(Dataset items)
start
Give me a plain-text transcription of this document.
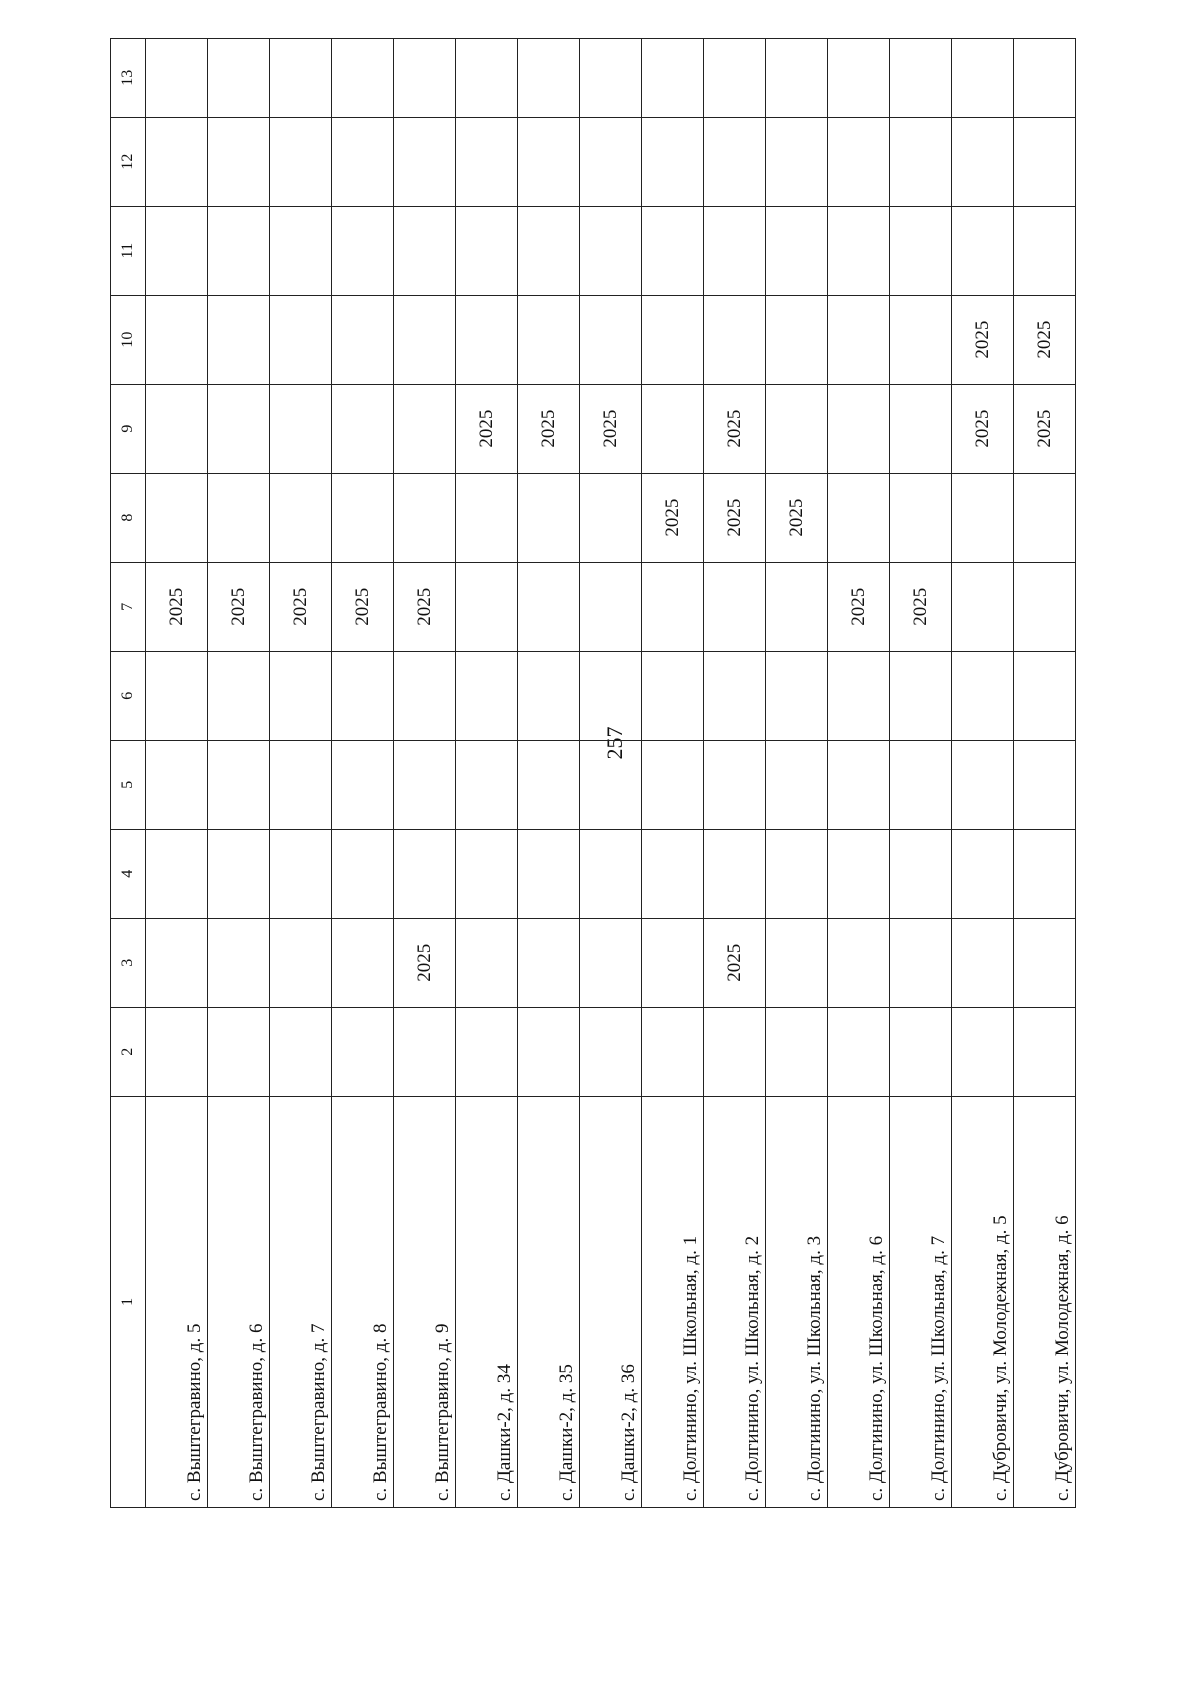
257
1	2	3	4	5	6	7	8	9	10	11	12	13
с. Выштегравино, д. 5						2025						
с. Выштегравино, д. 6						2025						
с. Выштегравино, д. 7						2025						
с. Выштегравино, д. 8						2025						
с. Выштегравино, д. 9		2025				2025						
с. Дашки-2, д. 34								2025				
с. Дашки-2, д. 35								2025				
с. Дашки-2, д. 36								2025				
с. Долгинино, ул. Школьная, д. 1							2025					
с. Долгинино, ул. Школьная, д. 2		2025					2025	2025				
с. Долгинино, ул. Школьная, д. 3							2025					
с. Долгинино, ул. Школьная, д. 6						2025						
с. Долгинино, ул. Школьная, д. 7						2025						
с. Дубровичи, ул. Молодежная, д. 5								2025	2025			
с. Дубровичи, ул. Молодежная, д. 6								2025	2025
end
start
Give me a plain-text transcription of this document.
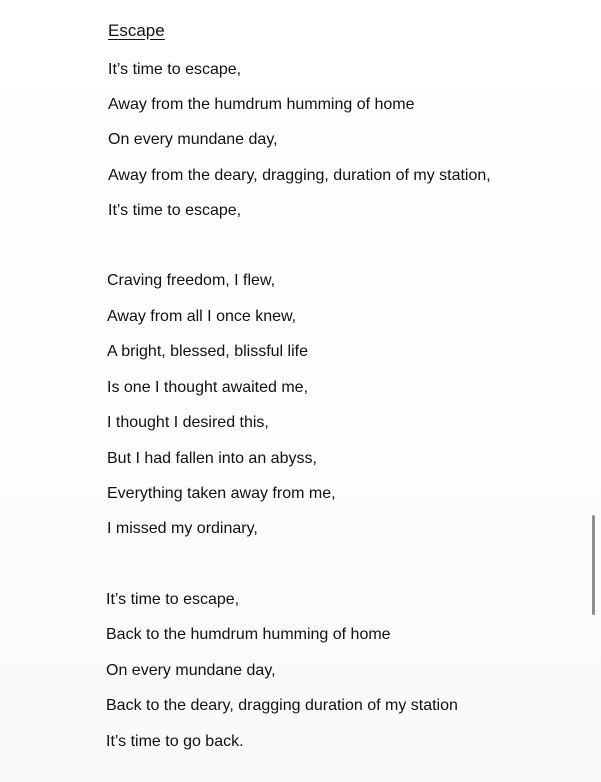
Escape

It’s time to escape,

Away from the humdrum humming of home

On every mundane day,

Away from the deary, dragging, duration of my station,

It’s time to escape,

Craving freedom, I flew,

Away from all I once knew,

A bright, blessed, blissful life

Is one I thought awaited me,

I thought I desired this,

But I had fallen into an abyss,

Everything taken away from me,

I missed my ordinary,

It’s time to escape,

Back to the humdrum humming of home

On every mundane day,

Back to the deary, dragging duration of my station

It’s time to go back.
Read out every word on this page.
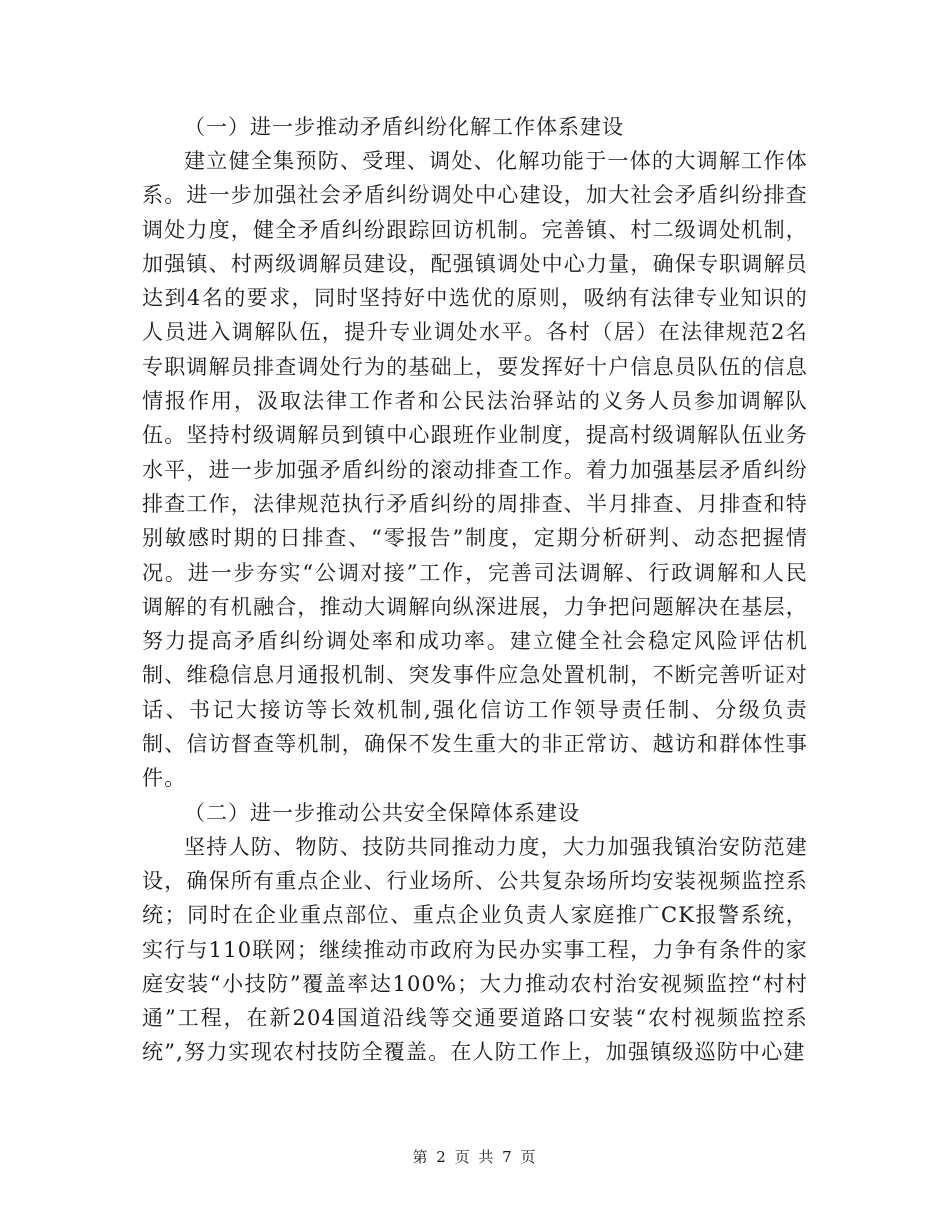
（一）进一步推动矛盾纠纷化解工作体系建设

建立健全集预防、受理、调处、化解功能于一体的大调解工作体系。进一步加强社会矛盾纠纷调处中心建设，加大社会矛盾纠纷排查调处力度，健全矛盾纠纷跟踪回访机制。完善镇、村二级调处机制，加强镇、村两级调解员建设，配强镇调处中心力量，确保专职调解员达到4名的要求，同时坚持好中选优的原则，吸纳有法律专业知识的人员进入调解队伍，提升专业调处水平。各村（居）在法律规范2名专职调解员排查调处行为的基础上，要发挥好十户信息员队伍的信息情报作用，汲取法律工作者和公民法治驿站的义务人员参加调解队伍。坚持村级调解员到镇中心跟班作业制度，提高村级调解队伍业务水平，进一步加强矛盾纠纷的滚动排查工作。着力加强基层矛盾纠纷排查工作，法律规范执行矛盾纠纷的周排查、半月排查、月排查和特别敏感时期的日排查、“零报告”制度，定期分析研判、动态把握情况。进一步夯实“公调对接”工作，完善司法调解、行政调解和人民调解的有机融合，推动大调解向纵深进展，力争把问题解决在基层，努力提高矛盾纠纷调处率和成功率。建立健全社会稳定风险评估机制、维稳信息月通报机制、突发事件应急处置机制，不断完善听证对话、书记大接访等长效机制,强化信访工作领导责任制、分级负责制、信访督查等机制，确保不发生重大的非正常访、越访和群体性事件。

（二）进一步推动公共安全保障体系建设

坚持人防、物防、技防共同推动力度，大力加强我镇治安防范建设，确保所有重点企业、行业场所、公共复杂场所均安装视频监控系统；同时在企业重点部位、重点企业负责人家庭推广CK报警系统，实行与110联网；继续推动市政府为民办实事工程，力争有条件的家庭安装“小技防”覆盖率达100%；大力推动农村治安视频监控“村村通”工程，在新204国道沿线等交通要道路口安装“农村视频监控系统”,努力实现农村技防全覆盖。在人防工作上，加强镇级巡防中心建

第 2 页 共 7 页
end
start
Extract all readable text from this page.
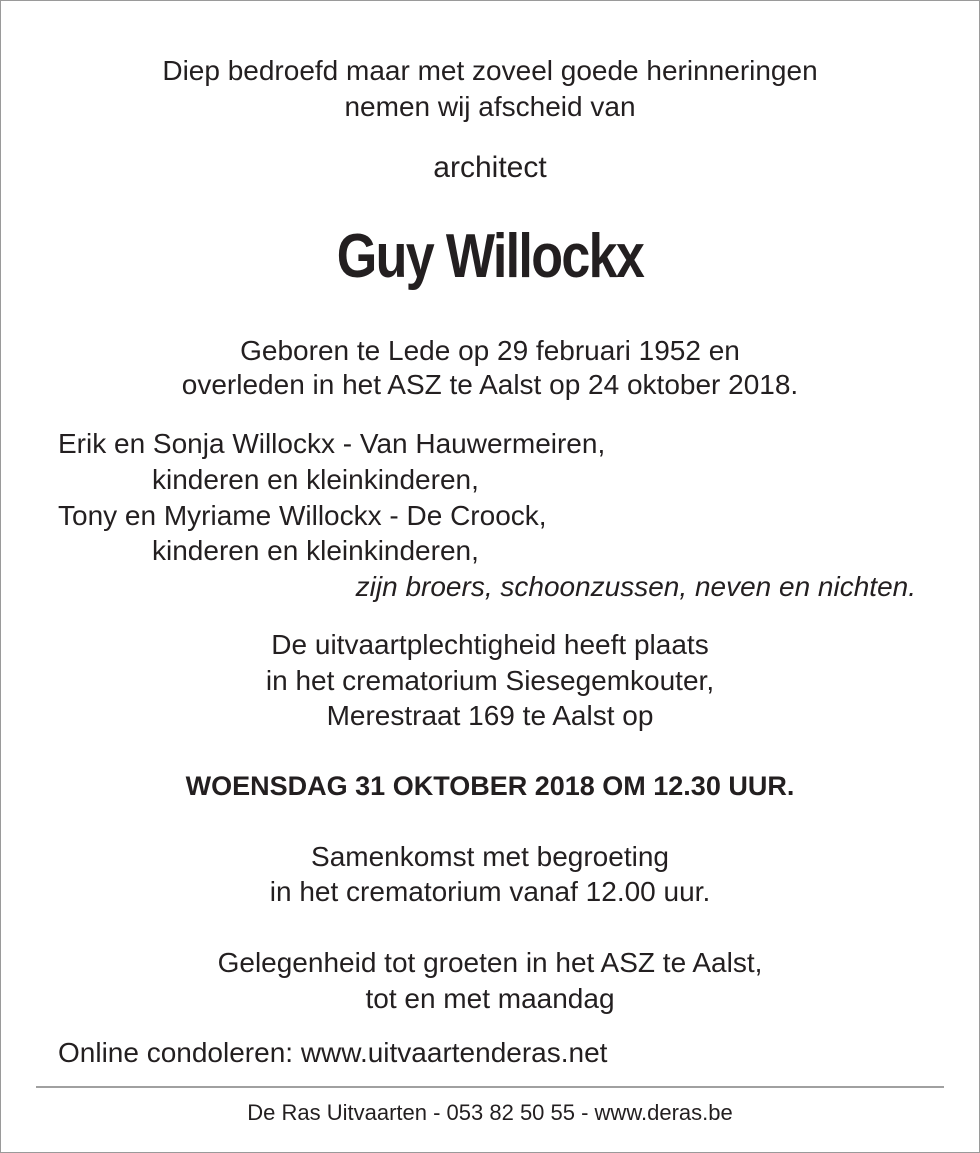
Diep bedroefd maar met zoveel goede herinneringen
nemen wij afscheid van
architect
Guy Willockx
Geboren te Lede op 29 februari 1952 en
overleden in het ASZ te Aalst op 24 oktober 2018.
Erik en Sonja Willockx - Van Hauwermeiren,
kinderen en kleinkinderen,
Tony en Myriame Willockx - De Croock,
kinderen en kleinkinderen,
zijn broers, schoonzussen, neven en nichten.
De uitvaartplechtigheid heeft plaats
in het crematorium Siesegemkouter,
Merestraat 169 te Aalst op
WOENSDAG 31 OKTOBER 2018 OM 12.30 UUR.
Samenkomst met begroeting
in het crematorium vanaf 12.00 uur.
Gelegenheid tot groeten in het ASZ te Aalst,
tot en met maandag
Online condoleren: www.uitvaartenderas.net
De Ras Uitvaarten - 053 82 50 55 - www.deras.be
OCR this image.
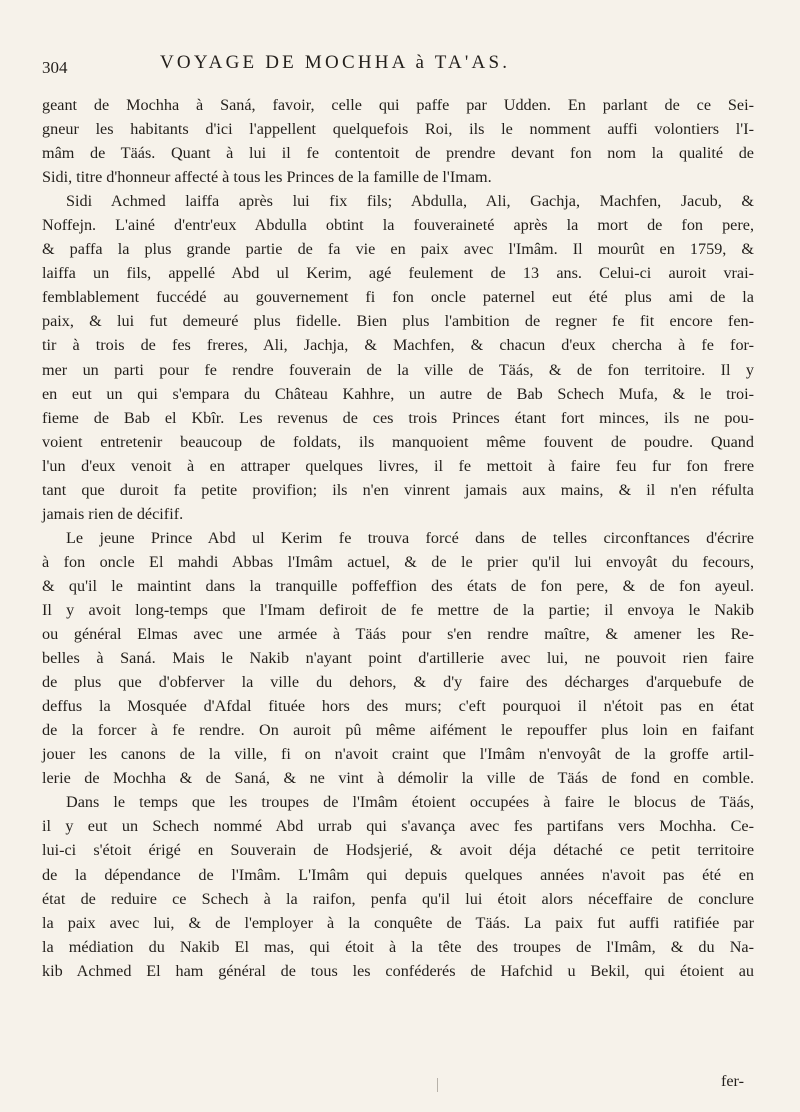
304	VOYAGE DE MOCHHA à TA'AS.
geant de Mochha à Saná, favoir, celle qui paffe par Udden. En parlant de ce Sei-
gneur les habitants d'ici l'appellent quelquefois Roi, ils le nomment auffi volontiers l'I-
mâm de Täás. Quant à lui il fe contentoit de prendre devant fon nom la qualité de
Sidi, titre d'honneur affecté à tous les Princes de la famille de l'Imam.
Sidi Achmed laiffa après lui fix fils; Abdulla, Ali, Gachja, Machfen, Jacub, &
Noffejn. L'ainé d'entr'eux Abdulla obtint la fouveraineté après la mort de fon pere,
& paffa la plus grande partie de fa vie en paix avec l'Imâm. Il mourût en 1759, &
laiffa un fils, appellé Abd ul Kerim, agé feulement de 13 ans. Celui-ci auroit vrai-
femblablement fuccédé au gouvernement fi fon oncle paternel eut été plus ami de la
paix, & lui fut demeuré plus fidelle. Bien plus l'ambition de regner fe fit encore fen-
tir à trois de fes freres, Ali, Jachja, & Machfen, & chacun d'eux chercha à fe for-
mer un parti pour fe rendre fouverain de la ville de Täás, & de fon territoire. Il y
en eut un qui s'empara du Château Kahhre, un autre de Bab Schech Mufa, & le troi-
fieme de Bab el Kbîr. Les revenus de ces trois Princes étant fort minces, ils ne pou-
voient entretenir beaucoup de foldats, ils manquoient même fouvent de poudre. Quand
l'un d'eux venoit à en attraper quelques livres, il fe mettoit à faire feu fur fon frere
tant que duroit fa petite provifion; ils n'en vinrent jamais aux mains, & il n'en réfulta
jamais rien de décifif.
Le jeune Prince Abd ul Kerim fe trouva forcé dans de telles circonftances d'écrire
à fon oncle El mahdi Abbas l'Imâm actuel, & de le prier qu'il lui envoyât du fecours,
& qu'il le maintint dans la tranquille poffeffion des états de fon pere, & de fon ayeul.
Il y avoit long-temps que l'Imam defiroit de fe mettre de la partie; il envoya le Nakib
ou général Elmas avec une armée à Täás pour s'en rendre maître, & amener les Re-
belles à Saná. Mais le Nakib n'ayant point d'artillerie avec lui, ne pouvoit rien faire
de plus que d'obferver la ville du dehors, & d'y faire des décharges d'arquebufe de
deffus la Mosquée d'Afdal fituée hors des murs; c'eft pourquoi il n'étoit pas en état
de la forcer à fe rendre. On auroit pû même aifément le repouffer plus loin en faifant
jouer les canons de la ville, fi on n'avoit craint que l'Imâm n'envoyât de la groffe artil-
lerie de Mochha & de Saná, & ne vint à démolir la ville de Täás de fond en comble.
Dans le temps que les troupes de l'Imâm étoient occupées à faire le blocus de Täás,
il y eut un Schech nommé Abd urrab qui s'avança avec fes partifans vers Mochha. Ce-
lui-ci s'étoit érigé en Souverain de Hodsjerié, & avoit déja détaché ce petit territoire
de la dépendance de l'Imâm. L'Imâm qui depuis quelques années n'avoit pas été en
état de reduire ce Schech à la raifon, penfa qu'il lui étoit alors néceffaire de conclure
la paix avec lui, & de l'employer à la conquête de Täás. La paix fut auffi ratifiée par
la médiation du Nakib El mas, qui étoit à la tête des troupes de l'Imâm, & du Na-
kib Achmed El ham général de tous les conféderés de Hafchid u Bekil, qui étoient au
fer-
end
● Directive
Pick out each line above that includes "avoit" and show it.

● Task response
Il y avoit long-temps que l'Imam defiroit de fe mettre de la partie; il envoya le Nakib
jouer les canons de la ville, fi on n'avoit craint que l'Imâm n'envoyât de la groffe artil-
lui-ci s'étoit érigé en Souverain de Hodsjerié, & avoit déja détaché ce petit territoire
de la dépendance de l'Imâm. L'Imâm qui depuis quelques années n'avoit pas été en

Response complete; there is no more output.